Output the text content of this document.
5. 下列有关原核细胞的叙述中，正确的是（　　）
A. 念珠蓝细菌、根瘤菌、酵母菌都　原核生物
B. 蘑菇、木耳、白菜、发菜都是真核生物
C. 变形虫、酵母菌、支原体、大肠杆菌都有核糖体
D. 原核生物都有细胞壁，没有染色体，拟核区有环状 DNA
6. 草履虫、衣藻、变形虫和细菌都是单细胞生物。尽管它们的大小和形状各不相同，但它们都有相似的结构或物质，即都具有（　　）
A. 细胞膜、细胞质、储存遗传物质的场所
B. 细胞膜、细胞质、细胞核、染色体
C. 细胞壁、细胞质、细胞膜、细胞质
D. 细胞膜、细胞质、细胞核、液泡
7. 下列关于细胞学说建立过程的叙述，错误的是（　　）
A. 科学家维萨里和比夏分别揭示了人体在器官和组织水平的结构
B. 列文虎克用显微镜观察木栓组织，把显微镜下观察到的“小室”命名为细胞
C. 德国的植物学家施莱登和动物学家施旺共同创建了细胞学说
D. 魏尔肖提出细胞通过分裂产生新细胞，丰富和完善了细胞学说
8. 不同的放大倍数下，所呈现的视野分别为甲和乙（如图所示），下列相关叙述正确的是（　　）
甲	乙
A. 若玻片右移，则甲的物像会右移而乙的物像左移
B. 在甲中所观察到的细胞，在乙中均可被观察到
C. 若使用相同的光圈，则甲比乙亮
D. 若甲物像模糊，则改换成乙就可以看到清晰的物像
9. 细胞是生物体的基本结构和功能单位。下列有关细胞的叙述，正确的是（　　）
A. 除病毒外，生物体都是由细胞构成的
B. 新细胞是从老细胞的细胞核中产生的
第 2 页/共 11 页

★ ★ ★

**WRITTEN REQUEST:** Return the lines above exactly, keeping every word.

**ANSWER TO THIS TASK:**
Output the text content of this document.
5. 下列有关原核细胞的叙述中，正确的是（　　）
A. 念珠蓝细菌、根瘤菌、酵母菌都　原核生物
B. 蘑菇、木耳、白菜、发菜都是真核生物
C. 变形虫、酵母菌、支原体、大肠杆菌都有核糖体
D. 原核生物都有细胞壁，没有染色体，拟核区有环状 DNA
6. 草履虫、衣藻、变形虫和细菌都是单细胞生物。尽管它们的大小和形状各不相同，但它们都有相似的结构或物质，即都具有（　　）
A. 细胞膜、细胞质、储存遗传物质的场所
B. 细胞膜、细胞质、细胞核、染色体
C. 细胞壁、细胞质、细胞膜、细胞质
D. 细胞膜、细胞质、细胞核、液泡
7. 下列关于细胞学说建立过程的叙述，错误的是（　　）
A. 科学家维萨里和比夏分别揭示了人体在器官和组织水平的结构
B. 列文虎克用显微镜观察木栓组织，把显微镜下观察到的“小室”命名为细胞
C. 德国的植物学家施莱登和动物学家施旺共同创建了细胞学说
D. 魏尔肖提出细胞通过分裂产生新细胞，丰富和完善了细胞学说
8. 不同的放大倍数下，所呈现的视野分别为甲和乙（如图所示），下列相关叙述正确的是（　　）
甲	乙
A. 若玻片右移，则甲的物像会右移而乙的物像左移
B. 在甲中所观察到的细胞，在乙中均可被观察到
C. 若使用相同的光圈，则甲比乙亮
D. 若甲物像模糊，则改换成乙就可以看到清晰的物像
9. 细胞是生物体的基本结构和功能单位。下列有关细胞的叙述，正确的是（　　）
A. 除病毒外，生物体都是由细胞构成的
B. 新细胞是从老细胞的细胞核中产生的
第 2 页/共 11 页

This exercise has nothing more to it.